Objetivo:
Reproduce las líneas de todos los ítems sin alterar ningún carácter.

◇ ◇ ◇ ◇ ◇ ◇ ◇

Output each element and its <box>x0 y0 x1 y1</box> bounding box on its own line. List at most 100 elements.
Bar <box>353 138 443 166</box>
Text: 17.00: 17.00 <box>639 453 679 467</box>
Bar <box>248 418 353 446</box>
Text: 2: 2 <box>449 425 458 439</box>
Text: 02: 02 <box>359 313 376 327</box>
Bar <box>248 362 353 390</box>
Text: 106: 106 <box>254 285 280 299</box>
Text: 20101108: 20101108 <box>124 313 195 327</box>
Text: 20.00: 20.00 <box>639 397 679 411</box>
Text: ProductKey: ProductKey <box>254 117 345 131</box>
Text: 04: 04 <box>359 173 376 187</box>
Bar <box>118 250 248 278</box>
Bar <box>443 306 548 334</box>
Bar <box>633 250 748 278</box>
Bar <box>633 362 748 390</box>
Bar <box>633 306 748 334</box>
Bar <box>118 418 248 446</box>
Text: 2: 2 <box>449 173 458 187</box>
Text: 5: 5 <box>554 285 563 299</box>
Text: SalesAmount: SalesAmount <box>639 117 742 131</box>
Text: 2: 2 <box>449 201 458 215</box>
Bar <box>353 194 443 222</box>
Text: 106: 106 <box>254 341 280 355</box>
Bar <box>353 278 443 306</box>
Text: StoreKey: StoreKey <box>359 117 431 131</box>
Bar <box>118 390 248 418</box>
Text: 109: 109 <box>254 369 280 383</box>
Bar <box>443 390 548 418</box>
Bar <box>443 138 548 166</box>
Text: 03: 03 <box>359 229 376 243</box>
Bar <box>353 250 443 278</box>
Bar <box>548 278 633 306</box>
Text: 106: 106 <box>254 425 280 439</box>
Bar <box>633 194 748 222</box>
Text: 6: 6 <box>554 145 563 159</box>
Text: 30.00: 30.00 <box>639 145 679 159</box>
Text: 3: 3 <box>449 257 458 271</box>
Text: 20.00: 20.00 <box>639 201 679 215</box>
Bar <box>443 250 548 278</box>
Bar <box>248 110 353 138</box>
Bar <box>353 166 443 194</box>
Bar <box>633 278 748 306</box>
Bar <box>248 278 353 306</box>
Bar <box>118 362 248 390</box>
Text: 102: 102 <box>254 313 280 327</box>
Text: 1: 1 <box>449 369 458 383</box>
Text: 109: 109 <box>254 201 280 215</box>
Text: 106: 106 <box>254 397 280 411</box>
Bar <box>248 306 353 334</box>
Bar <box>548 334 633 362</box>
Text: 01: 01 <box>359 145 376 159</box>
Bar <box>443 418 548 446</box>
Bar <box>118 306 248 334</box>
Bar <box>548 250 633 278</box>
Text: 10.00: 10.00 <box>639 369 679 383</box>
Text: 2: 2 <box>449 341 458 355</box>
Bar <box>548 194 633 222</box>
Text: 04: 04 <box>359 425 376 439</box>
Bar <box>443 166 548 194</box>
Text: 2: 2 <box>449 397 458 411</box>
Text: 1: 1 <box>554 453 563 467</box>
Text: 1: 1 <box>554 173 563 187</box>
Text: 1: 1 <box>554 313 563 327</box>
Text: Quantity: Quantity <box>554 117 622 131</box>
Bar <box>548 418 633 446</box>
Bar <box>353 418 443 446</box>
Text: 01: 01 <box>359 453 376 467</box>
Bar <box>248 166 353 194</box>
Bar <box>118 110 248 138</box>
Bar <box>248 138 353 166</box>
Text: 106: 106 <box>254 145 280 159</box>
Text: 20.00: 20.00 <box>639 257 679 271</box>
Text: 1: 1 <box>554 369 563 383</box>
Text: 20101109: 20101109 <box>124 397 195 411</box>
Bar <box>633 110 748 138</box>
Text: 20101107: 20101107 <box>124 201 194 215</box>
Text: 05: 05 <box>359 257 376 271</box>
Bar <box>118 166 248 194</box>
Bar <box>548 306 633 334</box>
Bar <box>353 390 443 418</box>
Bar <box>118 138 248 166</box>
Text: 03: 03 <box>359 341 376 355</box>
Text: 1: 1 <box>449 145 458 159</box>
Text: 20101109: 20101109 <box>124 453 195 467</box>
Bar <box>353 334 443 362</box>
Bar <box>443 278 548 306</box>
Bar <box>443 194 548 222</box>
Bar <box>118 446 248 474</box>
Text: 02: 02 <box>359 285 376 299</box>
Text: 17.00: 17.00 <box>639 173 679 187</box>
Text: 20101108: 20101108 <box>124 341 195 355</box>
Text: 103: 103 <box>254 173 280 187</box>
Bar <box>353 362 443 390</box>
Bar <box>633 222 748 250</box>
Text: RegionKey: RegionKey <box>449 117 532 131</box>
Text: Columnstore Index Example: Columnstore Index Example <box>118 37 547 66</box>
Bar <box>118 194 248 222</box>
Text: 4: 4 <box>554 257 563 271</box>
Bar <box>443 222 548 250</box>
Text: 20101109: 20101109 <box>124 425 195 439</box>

◇ ◇ ◇ ◇ ◇ ◇ ◇

Respuesta desarrollada:
Output each element and its <box>x0 y0 x1 y1</box> bounding box on its own line. List at most 100 elements.
Bar <box>353 138 443 166</box>
Text: 17.00: 17.00 <box>639 453 679 467</box>
Bar <box>248 418 353 446</box>
Text: 2: 2 <box>449 425 458 439</box>
Text: 02: 02 <box>359 313 376 327</box>
Bar <box>248 362 353 390</box>
Text: 106: 106 <box>254 285 280 299</box>
Text: 20101108: 20101108 <box>124 313 195 327</box>
Text: 20.00: 20.00 <box>639 397 679 411</box>
Text: ProductKey: ProductKey <box>254 117 345 131</box>
Text: 04: 04 <box>359 173 376 187</box>
Bar <box>118 250 248 278</box>
Bar <box>443 306 548 334</box>
Bar <box>633 250 748 278</box>
Bar <box>633 362 748 390</box>
Bar <box>633 306 748 334</box>
Bar <box>118 418 248 446</box>
Text: 2: 2 <box>449 173 458 187</box>
Text: 5: 5 <box>554 285 563 299</box>
Text: SalesAmount: SalesAmount <box>639 117 742 131</box>
Text: 2: 2 <box>449 201 458 215</box>
Bar <box>353 194 443 222</box>
Text: 106: 106 <box>254 341 280 355</box>
Bar <box>353 278 443 306</box>
Text: StoreKey: StoreKey <box>359 117 431 131</box>
Bar <box>118 390 248 418</box>
Text: 109: 109 <box>254 369 280 383</box>
Bar <box>443 390 548 418</box>
Bar <box>443 138 548 166</box>
Text: 03: 03 <box>359 229 376 243</box>
Bar <box>353 250 443 278</box>
Bar <box>548 278 633 306</box>
Text: 106: 106 <box>254 425 280 439</box>
Bar <box>633 194 748 222</box>
Text: 6: 6 <box>554 145 563 159</box>
Text: 30.00: 30.00 <box>639 145 679 159</box>
Text: 3: 3 <box>449 257 458 271</box>
Text: 20.00: 20.00 <box>639 201 679 215</box>
Bar <box>443 250 548 278</box>
Bar <box>248 110 353 138</box>
Bar <box>353 166 443 194</box>
Bar <box>633 278 748 306</box>
Bar <box>248 278 353 306</box>
Bar <box>118 362 248 390</box>
Text: 102: 102 <box>254 313 280 327</box>
Text: 1: 1 <box>449 369 458 383</box>
Text: 109: 109 <box>254 201 280 215</box>
Text: 106: 106 <box>254 397 280 411</box>
Bar <box>248 306 353 334</box>
Bar <box>548 334 633 362</box>
Text: 01: 01 <box>359 145 376 159</box>
Bar <box>443 418 548 446</box>
Bar <box>118 306 248 334</box>
Bar <box>548 250 633 278</box>
Text: 10.00: 10.00 <box>639 369 679 383</box>
Text: 2: 2 <box>449 341 458 355</box>
Bar <box>548 194 633 222</box>
Text: 04: 04 <box>359 425 376 439</box>
Bar <box>443 166 548 194</box>
Text: 2: 2 <box>449 397 458 411</box>
Text: 1: 1 <box>554 453 563 467</box>
Text: 1: 1 <box>554 173 563 187</box>
Text: 1: 1 <box>554 313 563 327</box>
Text: Quantity: Quantity <box>554 117 622 131</box>
Bar <box>548 418 633 446</box>
Bar <box>353 418 443 446</box>
Text: 01: 01 <box>359 453 376 467</box>
Bar <box>248 166 353 194</box>
Bar <box>118 110 248 138</box>
Bar <box>248 138 353 166</box>
Text: 106: 106 <box>254 145 280 159</box>
Text: 20.00: 20.00 <box>639 257 679 271</box>
Text: 1: 1 <box>554 369 563 383</box>
Text: 20101109: 20101109 <box>124 397 195 411</box>
Bar <box>633 110 748 138</box>
Text: 20101107: 20101107 <box>124 201 194 215</box>
Text: 05: 05 <box>359 257 376 271</box>
Bar <box>118 166 248 194</box>
Bar <box>548 306 633 334</box>
Bar <box>353 390 443 418</box>
Bar <box>118 138 248 166</box>
Text: 03: 03 <box>359 341 376 355</box>
Text: 1: 1 <box>449 145 458 159</box>
Text: 20101109: 20101109 <box>124 453 195 467</box>
Bar <box>353 334 443 362</box>
Bar <box>443 278 548 306</box>
Bar <box>443 194 548 222</box>
Bar <box>118 446 248 474</box>
Text: 02: 02 <box>359 285 376 299</box>
Text: 17.00: 17.00 <box>639 173 679 187</box>
Text: 20101108: 20101108 <box>124 341 195 355</box>
Text: 103: 103 <box>254 173 280 187</box>
Bar <box>353 362 443 390</box>
Bar <box>633 222 748 250</box>
Text: RegionKey: RegionKey <box>449 117 532 131</box>
Text: Columnstore Index Example: Columnstore Index Example <box>118 37 547 66</box>
Bar <box>118 194 248 222</box>
Text: 4: 4 <box>554 257 563 271</box>
Bar <box>443 222 548 250</box>
Text: 20101109: 20101109 <box>124 425 195 439</box>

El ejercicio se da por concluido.